## EXERCISE REQUIREMENTS:
Can you copy these rows without changing anything?
* START INPUT FOR THIS TASK *
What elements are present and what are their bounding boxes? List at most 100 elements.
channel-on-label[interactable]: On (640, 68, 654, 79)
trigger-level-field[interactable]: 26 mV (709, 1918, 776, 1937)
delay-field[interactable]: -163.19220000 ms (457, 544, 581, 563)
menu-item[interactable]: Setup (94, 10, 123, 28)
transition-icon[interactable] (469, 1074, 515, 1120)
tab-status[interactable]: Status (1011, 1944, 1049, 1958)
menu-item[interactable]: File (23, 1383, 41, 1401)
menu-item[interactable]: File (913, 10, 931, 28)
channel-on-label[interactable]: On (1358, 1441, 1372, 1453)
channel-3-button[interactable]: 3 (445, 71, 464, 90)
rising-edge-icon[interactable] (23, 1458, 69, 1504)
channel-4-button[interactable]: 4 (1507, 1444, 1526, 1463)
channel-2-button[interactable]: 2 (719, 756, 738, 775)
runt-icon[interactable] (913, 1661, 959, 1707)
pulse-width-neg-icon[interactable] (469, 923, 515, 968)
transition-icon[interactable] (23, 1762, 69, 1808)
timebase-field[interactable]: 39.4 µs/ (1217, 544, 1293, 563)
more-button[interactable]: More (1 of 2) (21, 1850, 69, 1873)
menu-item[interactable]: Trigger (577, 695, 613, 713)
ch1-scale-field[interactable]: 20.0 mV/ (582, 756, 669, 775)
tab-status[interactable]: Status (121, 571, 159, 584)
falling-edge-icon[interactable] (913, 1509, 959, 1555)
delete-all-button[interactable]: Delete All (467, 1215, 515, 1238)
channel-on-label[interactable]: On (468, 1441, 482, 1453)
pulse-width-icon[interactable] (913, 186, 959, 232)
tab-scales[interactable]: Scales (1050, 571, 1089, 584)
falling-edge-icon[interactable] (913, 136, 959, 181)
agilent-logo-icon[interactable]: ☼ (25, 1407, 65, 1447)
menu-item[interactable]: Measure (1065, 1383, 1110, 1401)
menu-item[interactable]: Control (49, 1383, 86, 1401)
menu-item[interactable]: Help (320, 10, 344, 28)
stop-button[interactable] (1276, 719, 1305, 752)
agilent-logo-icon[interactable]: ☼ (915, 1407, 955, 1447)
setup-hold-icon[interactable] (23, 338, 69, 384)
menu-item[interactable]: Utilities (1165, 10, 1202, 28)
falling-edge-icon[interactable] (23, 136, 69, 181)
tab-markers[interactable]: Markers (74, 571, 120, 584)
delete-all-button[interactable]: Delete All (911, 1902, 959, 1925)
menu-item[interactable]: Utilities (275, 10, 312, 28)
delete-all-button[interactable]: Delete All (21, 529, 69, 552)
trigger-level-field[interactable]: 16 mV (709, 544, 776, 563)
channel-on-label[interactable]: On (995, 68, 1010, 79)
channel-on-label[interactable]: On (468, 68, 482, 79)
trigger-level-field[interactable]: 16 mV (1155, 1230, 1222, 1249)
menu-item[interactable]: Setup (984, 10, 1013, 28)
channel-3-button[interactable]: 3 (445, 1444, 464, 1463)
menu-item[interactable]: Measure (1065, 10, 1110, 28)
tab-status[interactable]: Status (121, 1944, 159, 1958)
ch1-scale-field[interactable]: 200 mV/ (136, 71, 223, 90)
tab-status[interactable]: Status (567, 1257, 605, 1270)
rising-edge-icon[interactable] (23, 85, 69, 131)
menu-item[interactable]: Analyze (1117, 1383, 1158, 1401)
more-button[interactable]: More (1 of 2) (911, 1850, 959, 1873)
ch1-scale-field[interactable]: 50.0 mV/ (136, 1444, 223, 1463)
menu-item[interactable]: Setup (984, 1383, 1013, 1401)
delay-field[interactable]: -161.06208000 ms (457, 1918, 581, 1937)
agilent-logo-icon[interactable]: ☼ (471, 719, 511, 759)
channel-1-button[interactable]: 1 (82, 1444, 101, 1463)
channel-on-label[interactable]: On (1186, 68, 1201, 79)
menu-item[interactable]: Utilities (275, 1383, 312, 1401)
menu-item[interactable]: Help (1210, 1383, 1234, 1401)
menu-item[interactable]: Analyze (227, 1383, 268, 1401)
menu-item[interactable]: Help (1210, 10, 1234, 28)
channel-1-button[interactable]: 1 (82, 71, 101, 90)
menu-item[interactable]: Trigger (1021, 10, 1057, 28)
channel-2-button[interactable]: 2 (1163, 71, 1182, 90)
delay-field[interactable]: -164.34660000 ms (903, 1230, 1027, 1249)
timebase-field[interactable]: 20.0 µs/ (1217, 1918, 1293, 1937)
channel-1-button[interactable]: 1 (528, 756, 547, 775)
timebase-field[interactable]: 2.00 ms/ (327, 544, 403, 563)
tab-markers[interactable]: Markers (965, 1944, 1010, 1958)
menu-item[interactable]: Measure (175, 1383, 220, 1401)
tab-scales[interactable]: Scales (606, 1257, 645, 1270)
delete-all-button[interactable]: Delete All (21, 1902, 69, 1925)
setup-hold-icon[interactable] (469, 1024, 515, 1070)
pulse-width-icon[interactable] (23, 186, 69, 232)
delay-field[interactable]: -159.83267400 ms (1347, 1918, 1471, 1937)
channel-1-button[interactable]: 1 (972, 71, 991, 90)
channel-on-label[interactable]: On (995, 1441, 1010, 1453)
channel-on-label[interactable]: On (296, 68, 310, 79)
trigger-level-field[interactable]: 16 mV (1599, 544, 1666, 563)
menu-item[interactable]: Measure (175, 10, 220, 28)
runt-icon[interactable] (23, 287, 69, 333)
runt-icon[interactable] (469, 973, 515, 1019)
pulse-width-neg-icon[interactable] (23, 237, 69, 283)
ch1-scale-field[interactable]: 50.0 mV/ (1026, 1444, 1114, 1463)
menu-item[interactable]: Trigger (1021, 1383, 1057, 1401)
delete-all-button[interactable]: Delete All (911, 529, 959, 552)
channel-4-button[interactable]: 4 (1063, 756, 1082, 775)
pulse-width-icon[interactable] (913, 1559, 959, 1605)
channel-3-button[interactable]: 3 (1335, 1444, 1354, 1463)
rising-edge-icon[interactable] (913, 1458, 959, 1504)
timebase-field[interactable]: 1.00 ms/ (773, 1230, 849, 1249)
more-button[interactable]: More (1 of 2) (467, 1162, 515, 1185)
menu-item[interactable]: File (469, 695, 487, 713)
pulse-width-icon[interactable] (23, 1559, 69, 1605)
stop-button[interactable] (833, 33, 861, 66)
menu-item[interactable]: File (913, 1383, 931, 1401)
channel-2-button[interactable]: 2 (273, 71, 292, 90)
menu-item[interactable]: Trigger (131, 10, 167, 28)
* END INPUT FOR THIS TASK *
## EXERCISE RESPONSE:
What elements are present and what are their bounding boxes? List at most 100 elements.
channel-on-label[interactable]: On (640, 68, 654, 79)
trigger-level-field[interactable]: 26 mV (709, 1918, 776, 1937)
delay-field[interactable]: -163.19220000 ms (457, 544, 581, 563)
menu-item[interactable]: Setup (94, 10, 123, 28)
transition-icon[interactable] (469, 1074, 515, 1120)
tab-status[interactable]: Status (1011, 1944, 1049, 1958)
menu-item[interactable]: File (23, 1383, 41, 1401)
menu-item[interactable]: File (913, 10, 931, 28)
channel-on-label[interactable]: On (1358, 1441, 1372, 1453)
channel-3-button[interactable]: 3 (445, 71, 464, 90)
rising-edge-icon[interactable] (23, 1458, 69, 1504)
channel-4-button[interactable]: 4 (1507, 1444, 1526, 1463)
channel-2-button[interactable]: 2 (719, 756, 738, 775)
runt-icon[interactable] (913, 1661, 959, 1707)
pulse-width-neg-icon[interactable] (469, 923, 515, 968)
transition-icon[interactable] (23, 1762, 69, 1808)
timebase-field[interactable]: 39.4 µs/ (1217, 544, 1293, 563)
more-button[interactable]: More (1 of 2) (21, 1850, 69, 1873)
menu-item[interactable]: Trigger (577, 695, 613, 713)
ch1-scale-field[interactable]: 20.0 mV/ (582, 756, 669, 775)
tab-status[interactable]: Status (121, 571, 159, 584)
falling-edge-icon[interactable] (913, 1509, 959, 1555)
delete-all-button[interactable]: Delete All (467, 1215, 515, 1238)
channel-on-label[interactable]: On (468, 1441, 482, 1453)
pulse-width-icon[interactable] (913, 186, 959, 232)
tab-scales[interactable]: Scales (1050, 571, 1089, 584)
falling-edge-icon[interactable] (913, 136, 959, 181)
agilent-logo-icon[interactable]: ☼ (25, 1407, 65, 1447)
menu-item[interactable]: Measure (1065, 1383, 1110, 1401)
menu-item[interactable]: Control (49, 1383, 86, 1401)
menu-item[interactable]: Help (320, 10, 344, 28)
stop-button[interactable] (1276, 719, 1305, 752)
agilent-logo-icon[interactable]: ☼ (915, 1407, 955, 1447)
setup-hold-icon[interactable] (23, 338, 69, 384)
menu-item[interactable]: Utilities (1165, 10, 1202, 28)
falling-edge-icon[interactable] (23, 136, 69, 181)
tab-markers[interactable]: Markers (74, 571, 120, 584)
delete-all-button[interactable]: Delete All (911, 1902, 959, 1925)
menu-item[interactable]: Utilities (275, 10, 312, 28)
delete-all-button[interactable]: Delete All (21, 529, 69, 552)
trigger-level-field[interactable]: 16 mV (709, 544, 776, 563)
channel-on-label[interactable]: On (995, 68, 1010, 79)
channel-on-label[interactable]: On (468, 68, 482, 79)
trigger-level-field[interactable]: 16 mV (1155, 1230, 1222, 1249)
menu-item[interactable]: Setup (984, 10, 1013, 28)
channel-3-button[interactable]: 3 (445, 1444, 464, 1463)
menu-item[interactable]: Measure (1065, 10, 1110, 28)
tab-status[interactable]: Status (121, 1944, 159, 1958)
ch1-scale-field[interactable]: 200 mV/ (136, 71, 223, 90)
tab-status[interactable]: Status (567, 1257, 605, 1270)
rising-edge-icon[interactable] (23, 85, 69, 131)
menu-item[interactable]: Analyze (1117, 1383, 1158, 1401)
more-button[interactable]: More (1 of 2) (911, 1850, 959, 1873)
ch1-scale-field[interactable]: 50.0 mV/ (136, 1444, 223, 1463)
menu-item[interactable]: Setup (984, 1383, 1013, 1401)
delay-field[interactable]: -161.06208000 ms (457, 1918, 581, 1937)
agilent-logo-icon[interactable]: ☼ (471, 719, 511, 759)
channel-1-button[interactable]: 1 (82, 1444, 101, 1463)
channel-on-label[interactable]: On (1186, 68, 1201, 79)
menu-item[interactable]: Utilities (275, 1383, 312, 1401)
menu-item[interactable]: Help (1210, 1383, 1234, 1401)
menu-item[interactable]: Analyze (227, 1383, 268, 1401)
menu-item[interactable]: Help (1210, 10, 1234, 28)
channel-1-button[interactable]: 1 (82, 71, 101, 90)
menu-item[interactable]: Trigger (1021, 10, 1057, 28)
channel-2-button[interactable]: 2 (1163, 71, 1182, 90)
delay-field[interactable]: -164.34660000 ms (903, 1230, 1027, 1249)
timebase-field[interactable]: 20.0 µs/ (1217, 1918, 1293, 1937)
channel-1-button[interactable]: 1 (528, 756, 547, 775)
timebase-field[interactable]: 2.00 ms/ (327, 544, 403, 563)
tab-markers[interactable]: Markers (965, 1944, 1010, 1958)
menu-item[interactable]: Measure (175, 1383, 220, 1401)
tab-scales[interactable]: Scales (606, 1257, 645, 1270)
delete-all-button[interactable]: Delete All (21, 1902, 69, 1925)
setup-hold-icon[interactable] (469, 1024, 515, 1070)
pulse-width-icon[interactable] (23, 186, 69, 232)
delay-field[interactable]: -159.83267400 ms (1347, 1918, 1471, 1937)
channel-1-button[interactable]: 1 (972, 71, 991, 90)
channel-on-label[interactable]: On (995, 1441, 1010, 1453)
channel-on-label[interactable]: On (296, 68, 310, 79)
trigger-level-field[interactable]: 16 mV (1599, 544, 1666, 563)
menu-item[interactable]: Measure (175, 10, 220, 28)
runt-icon[interactable] (23, 287, 69, 333)
runt-icon[interactable] (469, 973, 515, 1019)
pulse-width-neg-icon[interactable] (23, 237, 69, 283)
ch1-scale-field[interactable]: 50.0 mV/ (1026, 1444, 1114, 1463)
menu-item[interactable]: Trigger (1021, 1383, 1057, 1401)
delete-all-button[interactable]: Delete All (911, 529, 959, 552)
channel-4-button[interactable]: 4 (1063, 756, 1082, 775)
pulse-width-icon[interactable] (913, 1559, 959, 1605)
channel-3-button[interactable]: 3 (1335, 1444, 1354, 1463)
rising-edge-icon[interactable] (913, 1458, 959, 1504)
timebase-field[interactable]: 1.00 ms/ (773, 1230, 849, 1249)
more-button[interactable]: More (1 of 2) (467, 1162, 515, 1185)
menu-item[interactable]: File (469, 695, 487, 713)
pulse-width-icon[interactable] (23, 1559, 69, 1605)
stop-button[interactable] (833, 33, 861, 66)
menu-item[interactable]: File (913, 1383, 931, 1401)
channel-2-button[interactable]: 2 (273, 71, 292, 90)
menu-item[interactable]: Trigger (131, 10, 167, 28)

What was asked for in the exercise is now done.